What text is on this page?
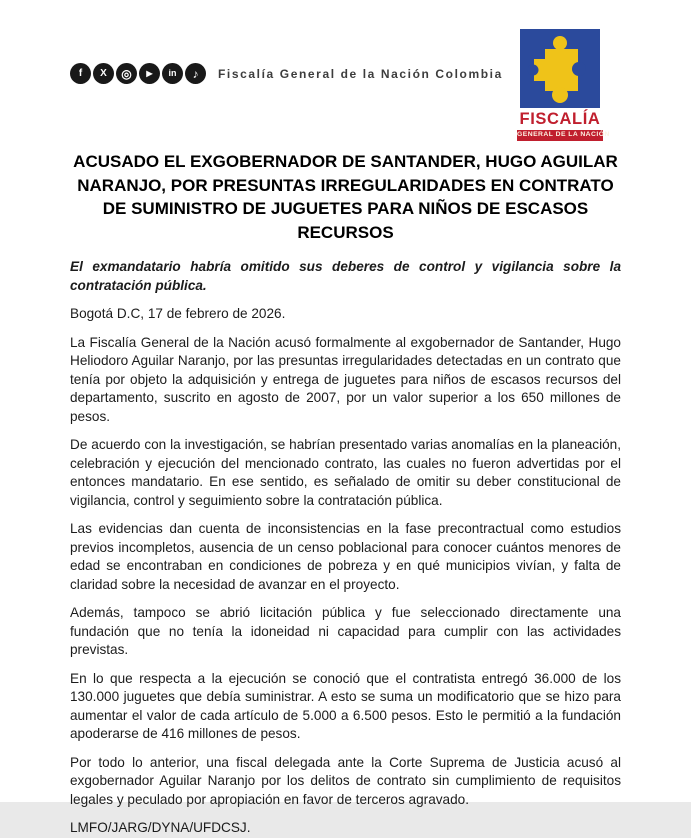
f	X	◎	▶	in	♪	Fiscalía General de la Nación Colombia
FISCALÍA
GENERAL DE LA NACIÓN
ACUSADO EL EXGOBERNADOR DE SANTANDER, HUGO AGUILAR NARANJO, POR PRESUNTAS IRREGULARIDADES EN CONTRATO DE SUMINISTRO DE JUGUETES PARA NIÑOS DE ESCASOS RECURSOS

El exmandatario habría omitido sus deberes de control y vigilancia sobre la contratación pública.

Bogotá D.C, 17 de febrero de 2026.

La Fiscalía General de la Nación acusó formalmente al exgobernador de Santander, Hugo Heliodoro Aguilar Naranjo, por las presuntas irregularidades detectadas en un contrato que tenía por objeto la adquisición y entrega de juguetes para niños de escasos recursos del departamento, suscrito en agosto de 2007, por un valor superior a los 650 millones de pesos.

De acuerdo con la investigación, se habrían presentado varias anomalías en la planeación, celebración y ejecución del mencionado contrato, las cuales no fueron advertidas por el entonces mandatario. En ese sentido, es señalado de omitir su deber constitucional de vigilancia, control y seguimiento sobre la contratación pública.

Las evidencias dan cuenta de inconsistencias en la fase precontractual como estudios previos incompletos, ausencia de un censo poblacional para conocer cuántos menores de edad se encontraban en condiciones de pobreza y en qué municipios vivían, y falta de claridad sobre la necesidad de avanzar en el proyecto.

Además, tampoco se abrió licitación pública y fue seleccionado directamente una fundación que no tenía la idoneidad ni capacidad para cumplir con las actividades previstas.

En lo que respecta a la ejecución se conoció que el contratista entregó 36.000 de los 130.000 juguetes que debía suministrar. A esto se suma un modificatorio que se hizo para aumentar el valor de cada artículo de 5.000 a 6.500 pesos. Esto le permitió a la fundación apoderarse de 416 millones de pesos.

Por todo lo anterior, una fiscal delegada ante la Corte Suprema de Justicia acusó al exgobernador Aguilar Naranjo por los delitos de contrato sin cumplimiento de requisitos legales y peculado por apropiación en favor de terceros agravado.

LMFO/JARG/DYNA/UFDCSJ.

§ **THE TASK**
Copy the records above exactly, leaving out every picture.

§ **SOLUTION FOR THIS EXERCISE**
What text is on this page?
f	X	◎	▶	in	♪	Fiscalía General de la Nación Colombia
FISCALÍA
GENERAL DE LA NACIÓN
ACUSADO EL EXGOBERNADOR DE SANTANDER, HUGO AGUILAR NARANJO, POR PRESUNTAS IRREGULARIDADES EN CONTRATO DE SUMINISTRO DE JUGUETES PARA NIÑOS DE ESCASOS RECURSOS

El exmandatario habría omitido sus deberes de control y vigilancia sobre la contratación pública.

Bogotá D.C, 17 de febrero de 2026.

La Fiscalía General de la Nación acusó formalmente al exgobernador de Santander, Hugo Heliodoro Aguilar Naranjo, por las presuntas irregularidades detectadas en un contrato que tenía por objeto la adquisición y entrega de juguetes para niños de escasos recursos del departamento, suscrito en agosto de 2007, por un valor superior a los 650 millones de pesos.

De acuerdo con la investigación, se habrían presentado varias anomalías en la planeación, celebración y ejecución del mencionado contrato, las cuales no fueron advertidas por el entonces mandatario. En ese sentido, es señalado de omitir su deber constitucional de vigilancia, control y seguimiento sobre la contratación pública.

Las evidencias dan cuenta de inconsistencias en la fase precontractual como estudios previos incompletos, ausencia de un censo poblacional para conocer cuántos menores de edad se encontraban en condiciones de pobreza y en qué municipios vivían, y falta de claridad sobre la necesidad de avanzar en el proyecto.

Además, tampoco se abrió licitación pública y fue seleccionado directamente una fundación que no tenía la idoneidad ni capacidad para cumplir con las actividades previstas.

En lo que respecta a la ejecución se conoció que el contratista entregó 36.000 de los 130.000 juguetes que debía suministrar. A esto se suma un modificatorio que se hizo para aumentar el valor de cada artículo de 5.000 a 6.500 pesos. Esto le permitió a la fundación apoderarse de 416 millones de pesos.

Por todo lo anterior, una fiscal delegada ante la Corte Suprema de Justicia acusó al exgobernador Aguilar Naranjo por los delitos de contrato sin cumplimiento de requisitos legales y peculado por apropiación en favor de terceros agravado.

LMFO/JARG/DYNA/UFDCSJ.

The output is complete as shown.